== What is expected ==
Pull every line containing the word "text" from the records.

╔══

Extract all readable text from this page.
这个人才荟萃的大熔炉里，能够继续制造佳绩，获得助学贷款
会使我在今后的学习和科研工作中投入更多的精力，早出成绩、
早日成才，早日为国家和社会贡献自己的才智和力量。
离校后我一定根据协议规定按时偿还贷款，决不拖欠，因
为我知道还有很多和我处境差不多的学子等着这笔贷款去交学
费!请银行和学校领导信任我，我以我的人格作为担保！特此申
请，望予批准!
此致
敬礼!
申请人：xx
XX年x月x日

╚══
╔══

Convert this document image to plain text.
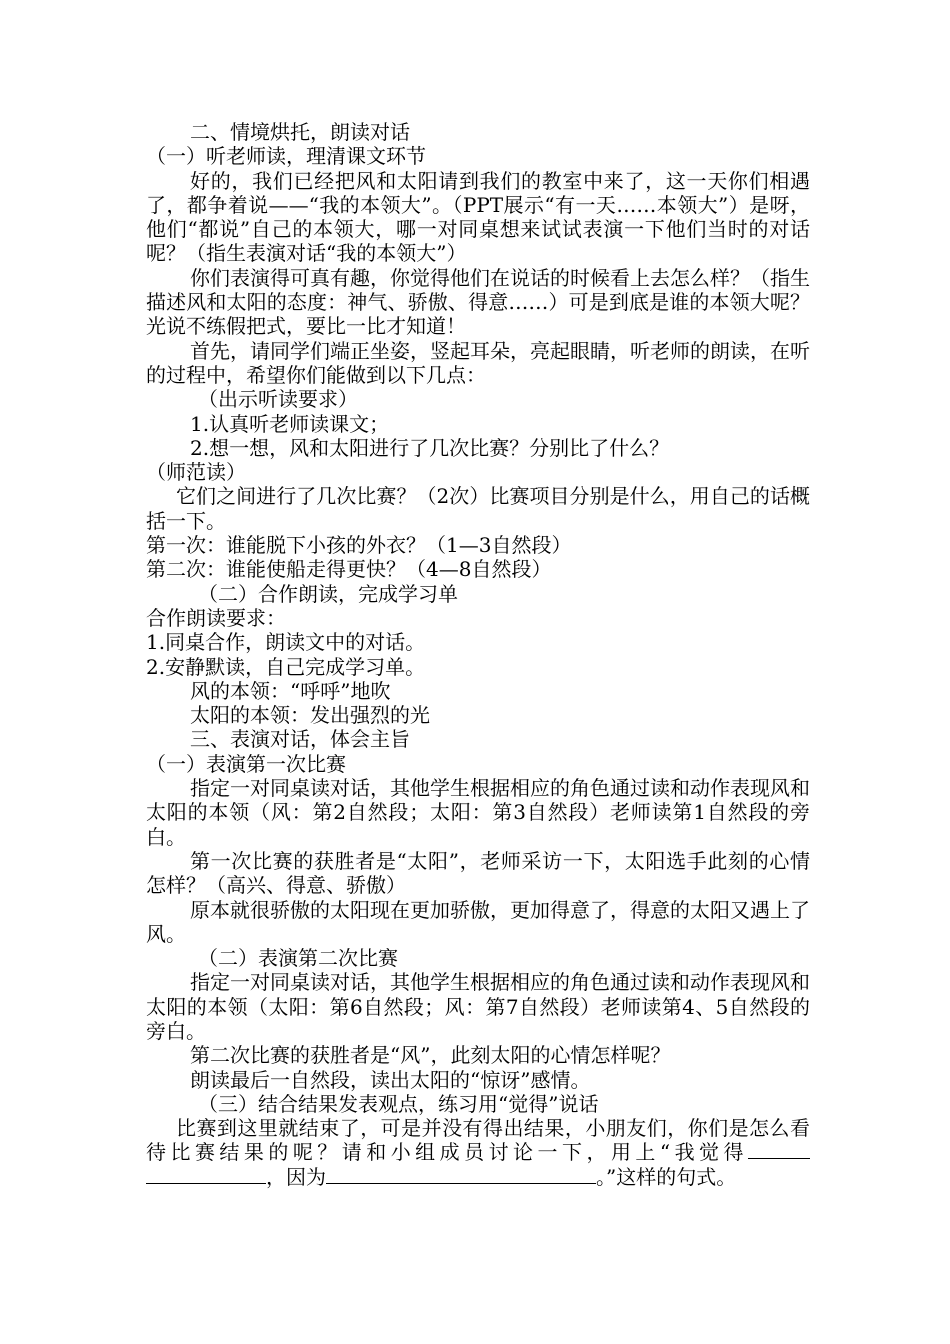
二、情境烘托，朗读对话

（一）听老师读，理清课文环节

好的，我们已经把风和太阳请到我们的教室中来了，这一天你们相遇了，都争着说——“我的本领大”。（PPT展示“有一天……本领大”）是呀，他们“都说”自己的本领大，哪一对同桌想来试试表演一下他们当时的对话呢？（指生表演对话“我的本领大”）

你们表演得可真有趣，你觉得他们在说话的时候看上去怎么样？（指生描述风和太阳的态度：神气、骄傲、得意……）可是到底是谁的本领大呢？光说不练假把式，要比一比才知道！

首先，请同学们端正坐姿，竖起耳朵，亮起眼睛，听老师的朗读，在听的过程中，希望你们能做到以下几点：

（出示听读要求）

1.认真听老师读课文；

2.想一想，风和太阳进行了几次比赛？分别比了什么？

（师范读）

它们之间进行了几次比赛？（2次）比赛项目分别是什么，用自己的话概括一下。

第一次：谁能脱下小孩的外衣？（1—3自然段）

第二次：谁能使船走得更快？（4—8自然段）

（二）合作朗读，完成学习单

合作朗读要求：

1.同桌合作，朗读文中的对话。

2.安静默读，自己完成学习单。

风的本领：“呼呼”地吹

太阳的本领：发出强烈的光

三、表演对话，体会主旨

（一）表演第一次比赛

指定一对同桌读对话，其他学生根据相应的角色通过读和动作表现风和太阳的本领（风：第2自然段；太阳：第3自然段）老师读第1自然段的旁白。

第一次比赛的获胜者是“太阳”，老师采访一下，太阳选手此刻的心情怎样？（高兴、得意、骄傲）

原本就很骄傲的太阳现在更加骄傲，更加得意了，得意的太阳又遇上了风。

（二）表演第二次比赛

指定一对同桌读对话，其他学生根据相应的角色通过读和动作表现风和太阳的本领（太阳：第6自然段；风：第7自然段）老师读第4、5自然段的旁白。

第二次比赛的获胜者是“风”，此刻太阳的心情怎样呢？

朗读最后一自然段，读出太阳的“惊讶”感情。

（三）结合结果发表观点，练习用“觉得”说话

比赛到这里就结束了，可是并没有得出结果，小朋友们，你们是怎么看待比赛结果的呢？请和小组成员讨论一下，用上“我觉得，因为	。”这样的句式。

╚══

== Full answer ==
Extract all readable text from this page.
Convert this document image to plain text.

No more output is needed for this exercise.